> [Your instructions]
Go through the lines below and copy each one that holds the string "cdot".

^^^^

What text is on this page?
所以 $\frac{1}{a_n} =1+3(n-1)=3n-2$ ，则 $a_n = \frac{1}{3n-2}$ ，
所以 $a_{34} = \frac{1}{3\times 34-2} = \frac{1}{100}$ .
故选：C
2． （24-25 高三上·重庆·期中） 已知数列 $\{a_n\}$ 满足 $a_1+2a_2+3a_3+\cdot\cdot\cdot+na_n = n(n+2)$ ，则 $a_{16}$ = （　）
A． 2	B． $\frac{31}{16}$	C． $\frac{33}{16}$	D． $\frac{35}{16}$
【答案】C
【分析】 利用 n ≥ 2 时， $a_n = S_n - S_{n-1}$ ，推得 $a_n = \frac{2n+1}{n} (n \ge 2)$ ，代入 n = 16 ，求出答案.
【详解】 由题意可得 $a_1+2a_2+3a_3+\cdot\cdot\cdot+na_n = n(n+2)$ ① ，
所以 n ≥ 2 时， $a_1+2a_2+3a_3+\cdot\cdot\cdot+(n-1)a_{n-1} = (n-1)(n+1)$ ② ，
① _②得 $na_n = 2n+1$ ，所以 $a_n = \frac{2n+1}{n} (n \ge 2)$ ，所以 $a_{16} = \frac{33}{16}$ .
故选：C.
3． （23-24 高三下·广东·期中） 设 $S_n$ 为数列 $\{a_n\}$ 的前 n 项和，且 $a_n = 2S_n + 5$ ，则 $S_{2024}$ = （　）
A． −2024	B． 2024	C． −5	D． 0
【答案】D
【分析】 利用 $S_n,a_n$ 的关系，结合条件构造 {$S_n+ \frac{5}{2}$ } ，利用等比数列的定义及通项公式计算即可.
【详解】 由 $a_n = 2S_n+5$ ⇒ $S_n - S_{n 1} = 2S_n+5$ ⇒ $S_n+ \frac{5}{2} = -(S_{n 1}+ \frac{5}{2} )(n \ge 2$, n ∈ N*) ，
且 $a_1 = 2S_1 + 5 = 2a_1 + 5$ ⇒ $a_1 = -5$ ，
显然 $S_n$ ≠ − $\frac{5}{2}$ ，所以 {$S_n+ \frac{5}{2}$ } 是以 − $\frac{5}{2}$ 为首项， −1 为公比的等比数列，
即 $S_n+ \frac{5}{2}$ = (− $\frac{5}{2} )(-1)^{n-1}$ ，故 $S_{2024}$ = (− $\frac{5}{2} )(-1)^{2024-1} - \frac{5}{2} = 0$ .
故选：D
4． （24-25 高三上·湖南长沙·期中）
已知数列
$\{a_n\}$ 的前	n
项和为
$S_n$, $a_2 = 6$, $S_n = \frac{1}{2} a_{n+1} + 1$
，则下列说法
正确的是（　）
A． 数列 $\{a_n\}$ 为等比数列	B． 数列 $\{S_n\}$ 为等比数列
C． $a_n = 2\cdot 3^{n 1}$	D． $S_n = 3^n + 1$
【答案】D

^^^^

> [Output for this task]
2． （24-25 高三上·重庆·期中） 已知数列 $\{a_n\}$ 满足 $a_1+2a_2+3a_3+\cdot\cdot\cdot+na_n = n(n+2)$ ，则 $a_{16}$ = （　）
【详解】 由题意可得 $a_1+2a_2+3a_3+\cdot\cdot\cdot+na_n = n(n+2)$ ① ，
所以 n ≥ 2 时， $a_1+2a_2+3a_3+\cdot\cdot\cdot+(n-1)a_{n-1} = (n-1)(n+1)$ ② ，
C． $a_n = 2\cdot 3^{n 1}$	D． $S_n = 3^n + 1$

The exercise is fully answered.